STATED EXERCISE:
Scan the entries below for the word "operators". Copy each line that has it.

+--

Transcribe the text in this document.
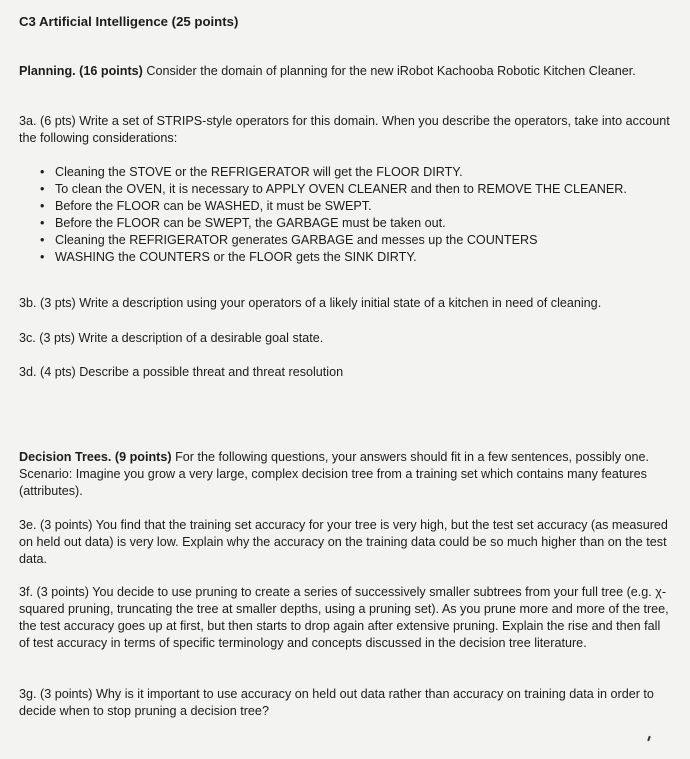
C3 Artificial Intelligence (25 points)

Planning. (16 points) Consider the domain of planning for the new iRobot Kachooba Robotic Kitchen Cleaner.

3a. (6 pts) Write a set of STRIPS-style operators for this domain. When you describe the operators, take into account the following considerations:

• Cleaning the STOVE or the REFRIGERATOR will get the FLOOR DIRTY.
• To clean the OVEN, it is necessary to APPLY OVEN CLEANER and then to REMOVE THE CLEANER.
• Before the FLOOR can be WASHED, it must be SWEPT.
• Before the FLOOR can be SWEPT, the GARBAGE must be taken out.
• Cleaning the REFRIGERATOR generates GARBAGE and messes up the COUNTERS
• WASHING the COUNTERS or the FLOOR gets the SINK DIRTY.

3b. (3 pts) Write a description using your operators of a likely initial state of a kitchen in need of cleaning.

3c. (3 pts) Write a description of a desirable goal state.

3d. (4 pts) Describe a possible threat and threat resolution

Decision Trees. (9 points) For the following questions, your answers should fit in a few sentences, possibly one. Scenario: Imagine you grow a very large, complex decision tree from a training set which contains many features (attributes).

3e. (3 points) You find that the training set accuracy for your tree is very high, but the test set accuracy (as measured on held out data) is very low. Explain why the accuracy on the training data could be so much higher than on the test data.

3f. (3 points) You decide to use pruning to create a series of successively smaller subtrees from your full tree (e.g. χ-squared pruning, truncating the tree at smaller depths, using a pruning set). As you prune more and more of the tree, the test accuracy goes up at first, but then starts to drop again after extensive pruning. Explain the rise and then fall of test accuracy in terms of specific terminology and concepts discussed in the decision tree literature.

3g. (3 points) Why is it important to use accuracy on held out data rather than accuracy on training data in order to decide when to stop pruning a decision tree?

+--

RESULT OF THIS TASK:
3a. (6 pts) Write a set of STRIPS-style operators for this domain. When you describe the operators, take into account the following considerations:
3b. (3 pts) Write a description using your operators of a likely initial state of a kitchen in need of cleaning.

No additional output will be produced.